**TASK DIRECTIONS**
Search the records for the word "tkhaline" and report each line that has it.

========

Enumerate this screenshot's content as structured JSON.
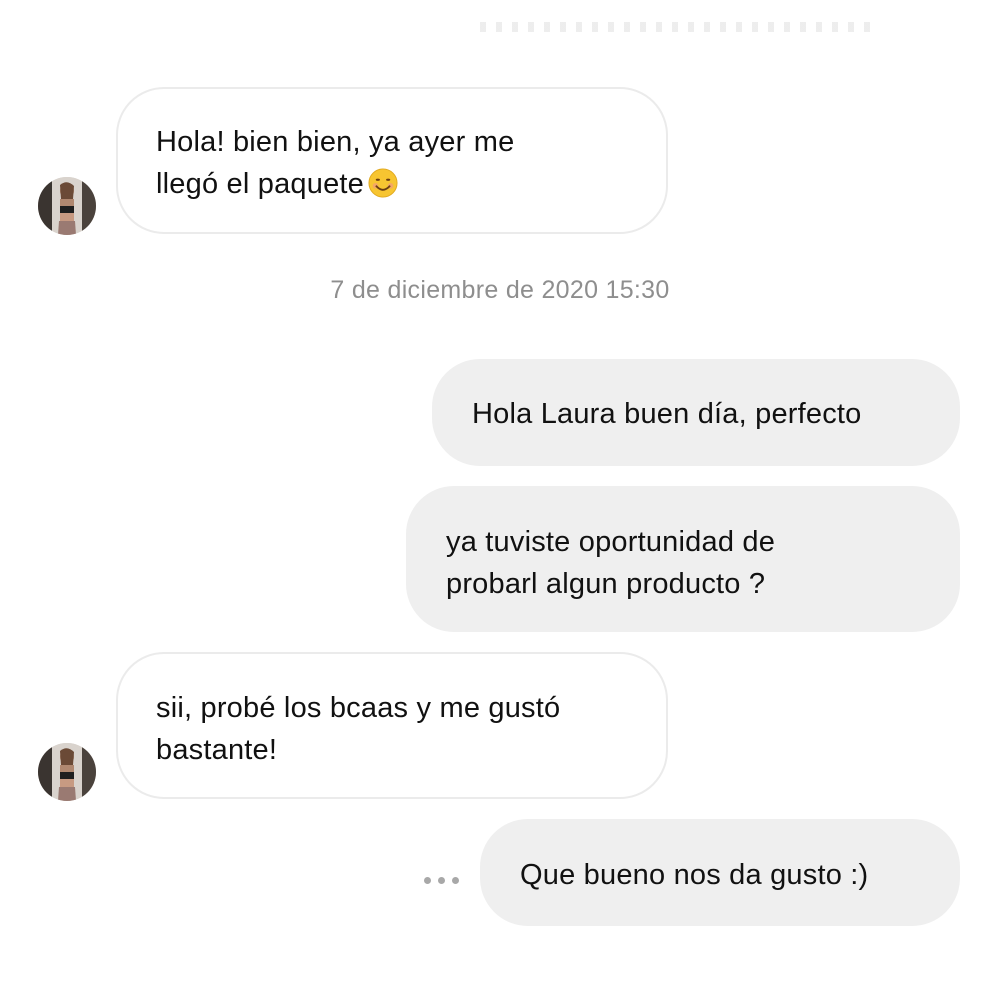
{
  "conversation": {
    "messages": [
      {
        "sender": "contact",
        "lines": [
          "Hola! bien bien, ya ayer me",
          "llegó el paquete"
        ],
        "emoji": "smiling-face-emoji"
      },
      {
        "sender": "me",
        "lines": [
          "Hola Laura buen día, perfecto"
        ]
      },
      {
        "sender": "me",
        "lines": [
          "ya tuviste oportunidad de",
          "probarl algun producto ?"
        ]
      },
      {
        "sender": "contact",
        "lines": [
          "sii, probé los bcaas y me gustó",
          "bastante!"
        ]
      },
      {
        "sender": "me",
        "lines": [
          "Que bueno nos da gusto :)"
        ]
      }
    ],
    "timestamp": "7 de diciembre de 2020 15:30",
    "typing_indicator": "typing-dots-icon"
  },
  "colors": {
    "background": "#ffffff",
    "incoming_bubble": "#ffffff",
    "incoming_border": "#ebebeb",
    "outgoing_bubble": "#efefef",
    "timestamp_text": "#8e8e8e",
    "emoji": "#f7c531"
  }
}
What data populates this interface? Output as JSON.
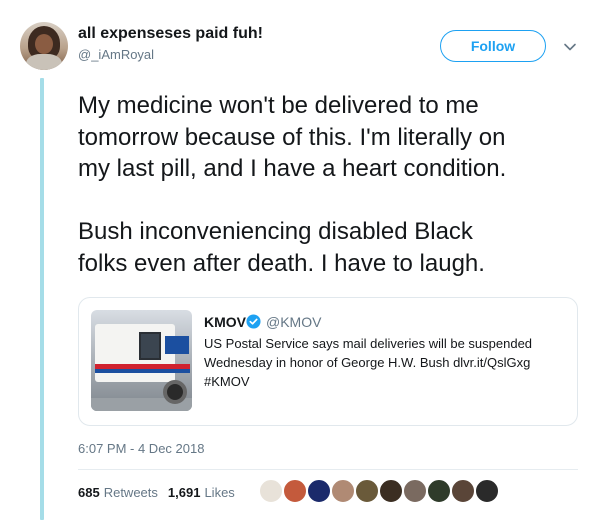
{
  "author": {
    "display_name": "all expenseses paid fuh!",
    "handle": "@_iAmRoyal"
  },
  "follow_label": "Follow",
  "tweet": {
    "paragraphs": [
      [
        "My medicine won't be delivered to me",
        "tomorrow because of this. I'm literally on",
        "my last pill, and I have a heart condition."
      ],
      [
        "Bush inconveniencing disabled Black",
        "folks even after death. I have to laugh."
      ]
    ]
  },
  "quote": {
    "name": "KMOV",
    "handle": "@KMOV",
    "text_lines": [
      "US Postal Service says mail deliveries will be suspended",
      "Wednesday in honor of George H.W. Bush dlvr.it/QslGxg",
      "#KMOV"
    ],
    "image_icon": "mail-truck-image"
  },
  "timestamp": "6:07 PM - 4 Dec 2018",
  "stats": {
    "retweets_count": "685",
    "retweets_label": "Retweets",
    "likes_count": "1,691",
    "likes_label": "Likes"
  },
  "likers_colors": [
    "#e8e2d9",
    "#c45a3c",
    "#1b2a6b",
    "#b08a74",
    "#6a5a3a",
    "#3b2e22",
    "#7a6a60",
    "#2f3b2a",
    "#5a4538",
    "#2a2a2a"
  ],
  "colors": {
    "accent": "#1da1f2",
    "thread_line": "#a5dde8",
    "muted": "#657786"
  }
}
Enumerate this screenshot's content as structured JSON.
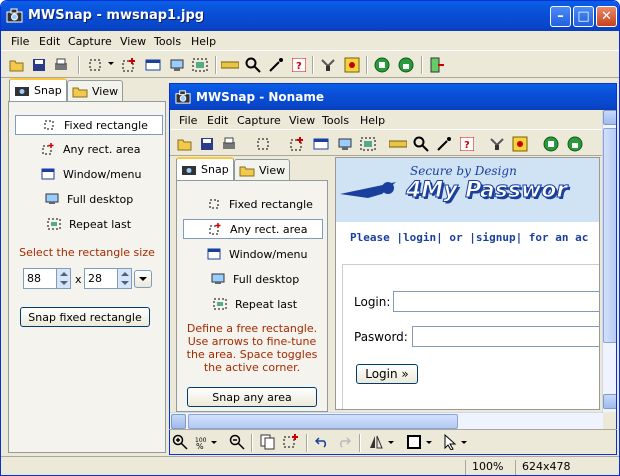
{
  "window": {
    "title": "MWSnap - mwsnap1.jpg"
  },
  "menu": [
    "File",
    "Edit",
    "Capture",
    "View",
    "Tools",
    "Help"
  ],
  "tabs": {
    "snap": "Snap",
    "view": "View"
  },
  "left": {
    "options": [
      "Fixed rectangle",
      "Any rect. area",
      "Window/menu",
      "Full desktop",
      "Repeat last"
    ],
    "hint": "Select the rectangle size",
    "width_value": "88",
    "height_value": "28",
    "by": "x",
    "button": "Snap fixed rectangle"
  },
  "inner": {
    "title": "MWSnap - Noname",
    "menu": [
      "File",
      "Edit",
      "Capture",
      "View",
      "Tools",
      "Help"
    ],
    "tabs": {
      "snap": "Snap",
      "view": "View"
    },
    "options": [
      "Fixed rectangle",
      "Any rect. area",
      "Window/menu",
      "Full desktop",
      "Repeat last"
    ],
    "hint": "Define a free rectangle. Use arrows to fine-tune the area. Space toggles the active corner.",
    "button": "Snap any area"
  },
  "web": {
    "tagline": "Secure by Design",
    "brand": "4My Passwor",
    "links_text": "Please |login| or |signup| for an ac",
    "login_label": "Login:",
    "password_label": "Pasword:",
    "login_button": "Login »"
  },
  "status": {
    "zoom": "100%",
    "size": "624x478"
  },
  "colors": {
    "titlebar": "#0a4fd8",
    "hint_red": "#a52a00",
    "web_blue": "#1a3f9c",
    "banner": "#cfe3f4"
  }
}
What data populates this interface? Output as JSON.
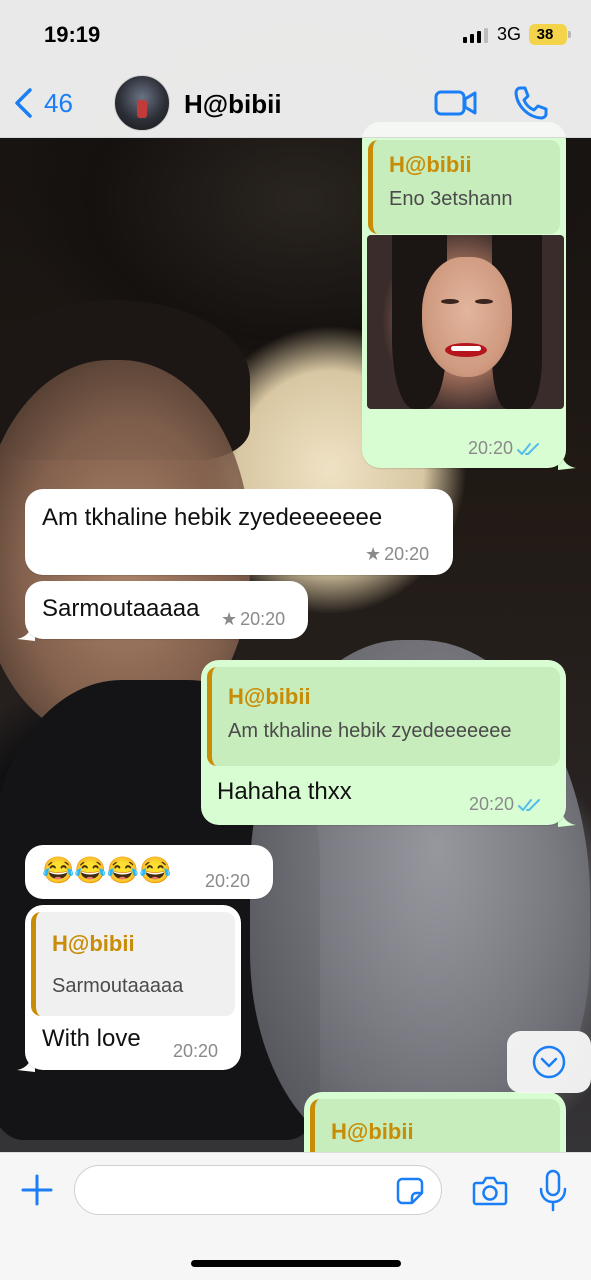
{
  "status_bar": {
    "time": "19:19",
    "network": "3G",
    "battery": "38"
  },
  "header": {
    "back_count": "46",
    "contact_name": "H@bibii",
    "icons": [
      "chevron-left-icon",
      "video-call-icon",
      "phone-icon"
    ]
  },
  "colors": {
    "accent": "#1a7ef7",
    "outgoing_bubble": "#d9fdd3",
    "quote_author": "#c98c06",
    "read_ticks": "#53bdeb"
  },
  "messages": [
    {
      "direction": "outgoing",
      "quote_author": "H@bibii",
      "quote_text": "Eno 3etshann",
      "has_photo": true,
      "time": "20:20",
      "status": "read"
    },
    {
      "direction": "incoming",
      "text": "Am tkhaline hebik zyedeeeeeee",
      "time": "20:20",
      "starred": true
    },
    {
      "direction": "incoming",
      "text": "Sarmoutaaaaa",
      "time": "20:20",
      "starred": true
    },
    {
      "direction": "outgoing",
      "quote_author": "H@bibii",
      "quote_text": "Am tkhaline hebik zyedeeeeeee",
      "text": "Hahaha thxx",
      "time": "20:20",
      "status": "read"
    },
    {
      "direction": "incoming",
      "text": "😂😂😂😂",
      "time": "20:20"
    },
    {
      "direction": "incoming",
      "quote_author": "H@bibii",
      "quote_text": "Sarmoutaaaaa",
      "text": "With love",
      "time": "20:20"
    },
    {
      "direction": "outgoing",
      "quote_author": "H@bibii",
      "partial": true
    }
  ],
  "star_glyph": "★",
  "input_bar": {
    "placeholder": "",
    "icons": [
      "plus-icon",
      "sticker-icon",
      "camera-icon",
      "microphone-icon"
    ]
  }
}
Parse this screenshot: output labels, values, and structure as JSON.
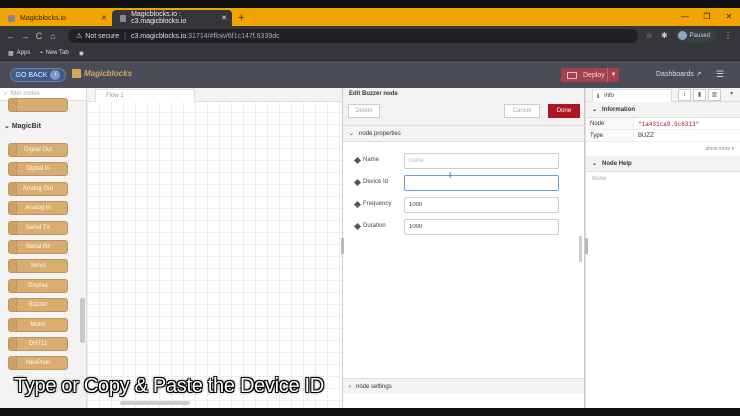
{
  "browser": {
    "tabs": [
      {
        "title": "Magicblocks.io",
        "active": false
      },
      {
        "title": "Magicblocks.io : c3.magicblocks.io",
        "active": true
      }
    ],
    "new_tab": "+",
    "window_controls": [
      "—",
      "❐",
      "✕"
    ],
    "nav": {
      "back": "←",
      "forward": "→",
      "reload": "C",
      "home": "⌂"
    },
    "address": {
      "security": "Not secure",
      "host": "c3.magicblocks.io",
      "path": ":31714/#flow/6f1c147f.6339dc"
    },
    "profile_status": "Paused",
    "bookmarks": [
      "Apps",
      "New Tab"
    ]
  },
  "app": {
    "go_back": "GO BACK",
    "logo": "Magicblocks",
    "deploy": "Deploy",
    "dashboards": "Dashboards"
  },
  "palette": {
    "filter_placeholder": "filter nodes",
    "category": "MagicBit",
    "nodes": [
      "Digital Out",
      "Digital In",
      "Analog Out",
      "Analog In",
      "Serial TX",
      "Serial Rx",
      "Servo",
      "Display",
      "Buzzer",
      "Motor",
      "DHT11",
      "NeoPixel"
    ]
  },
  "workspace": {
    "flow_tab": "Flow 1"
  },
  "editor": {
    "title": "Edit Buzzer node",
    "delete": "Delete",
    "cancel": "Cancel",
    "done": "Done",
    "section_properties": "node properties",
    "fields": {
      "name": {
        "label": "Name",
        "placeholder": "name",
        "value": ""
      },
      "device_id": {
        "label": "Device Id",
        "value": ""
      },
      "frequency": {
        "label": "Frequency",
        "value": "1000"
      },
      "duration": {
        "label": "Duration",
        "value": "1000"
      }
    },
    "section_settings": "node settings"
  },
  "sidebar": {
    "tab": "info",
    "section_information": "Information",
    "rows": [
      {
        "key": "Node",
        "value": "\"1a431ca9.9c6313\""
      },
      {
        "key": "Type",
        "value": "BUZZ"
      }
    ],
    "show_more": "show more",
    "section_help": "Node Help",
    "help_text": "None"
  },
  "caption": "Type or Copy & Paste the Device ID",
  "colors": {
    "accent": "#ad1625",
    "tabbar": "#f0a500",
    "header": "#4a4d57",
    "node": "#d9ad70"
  }
}
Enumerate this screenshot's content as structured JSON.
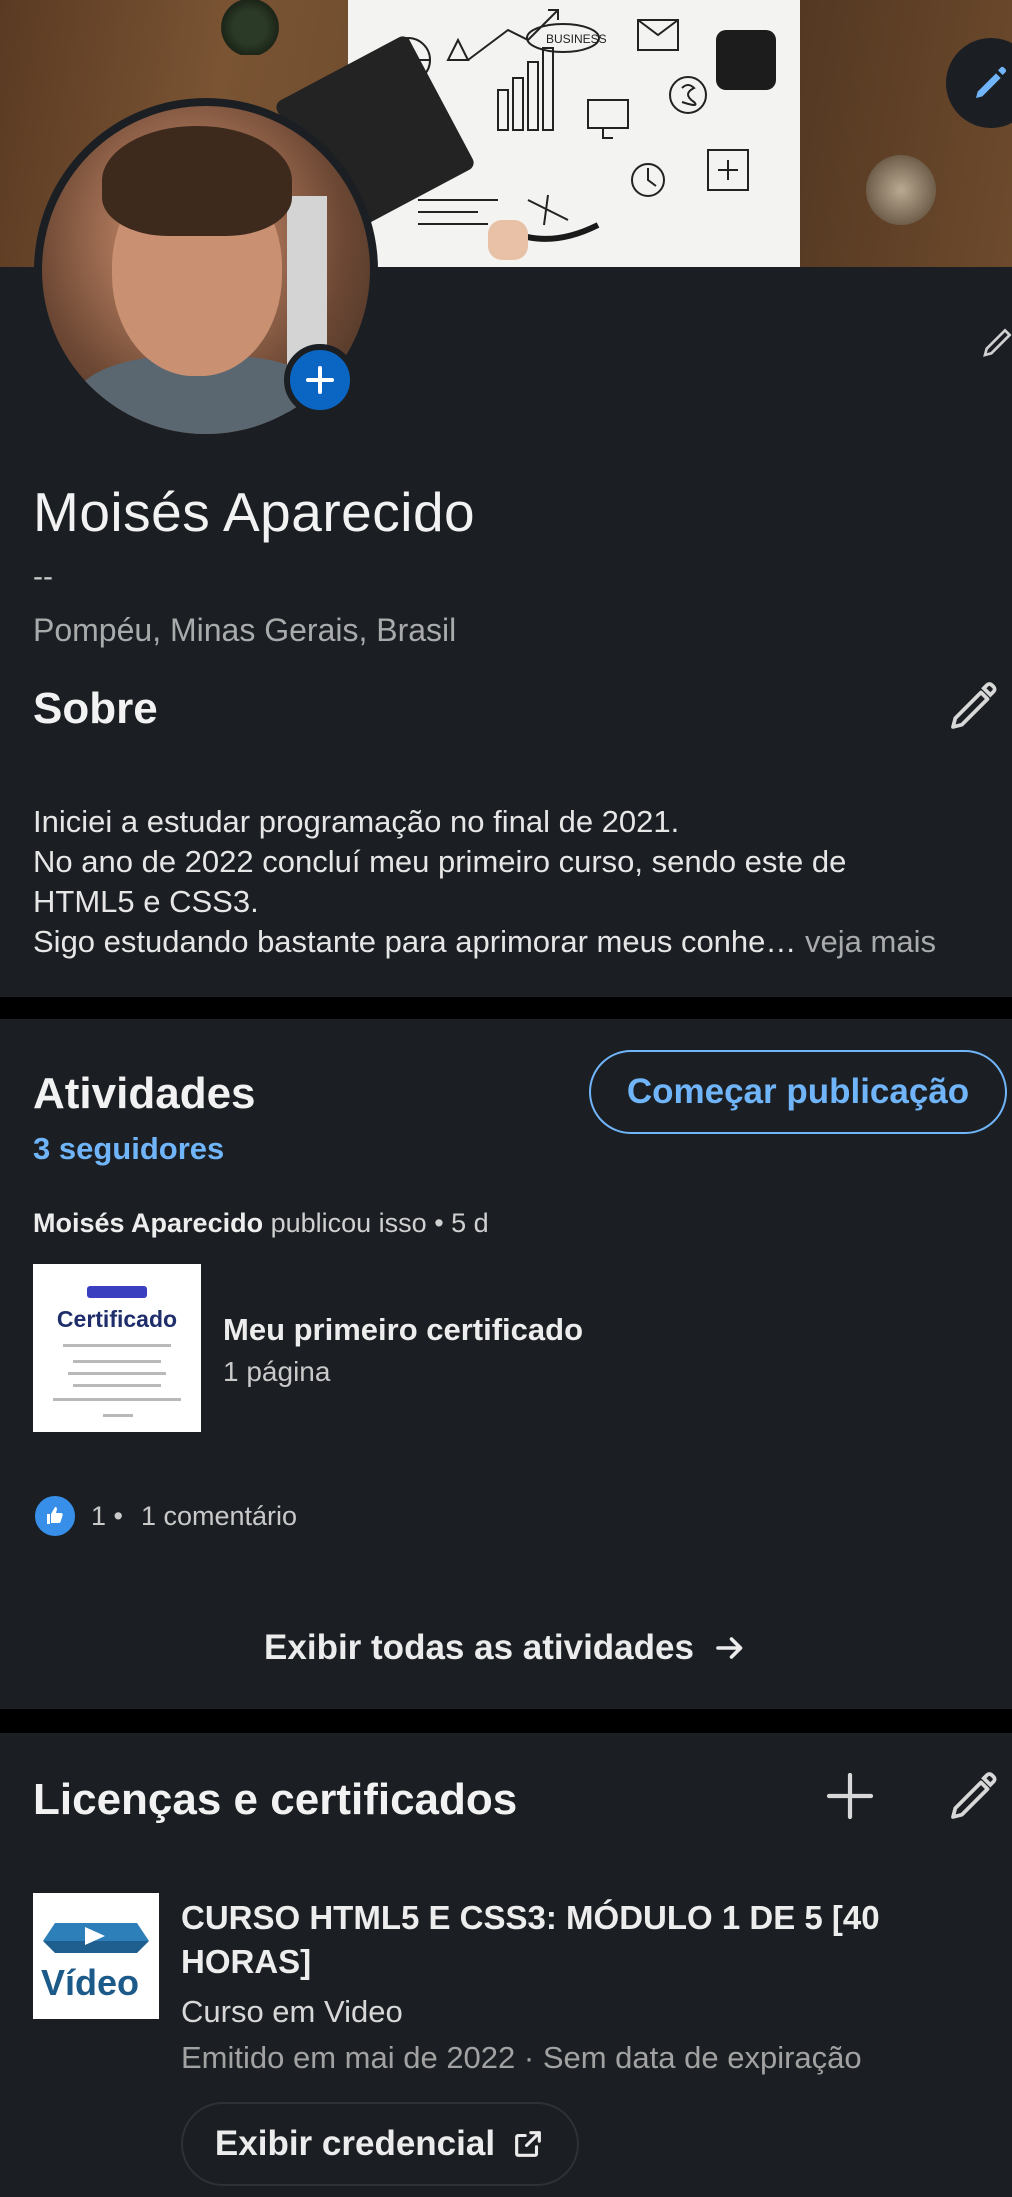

========

**FINAL ANSWER**
      "text": "Am tkhaline hebik zyedeeeeeee",
      "quote_text": "Am tkhaline hebik zyedeeeeeee",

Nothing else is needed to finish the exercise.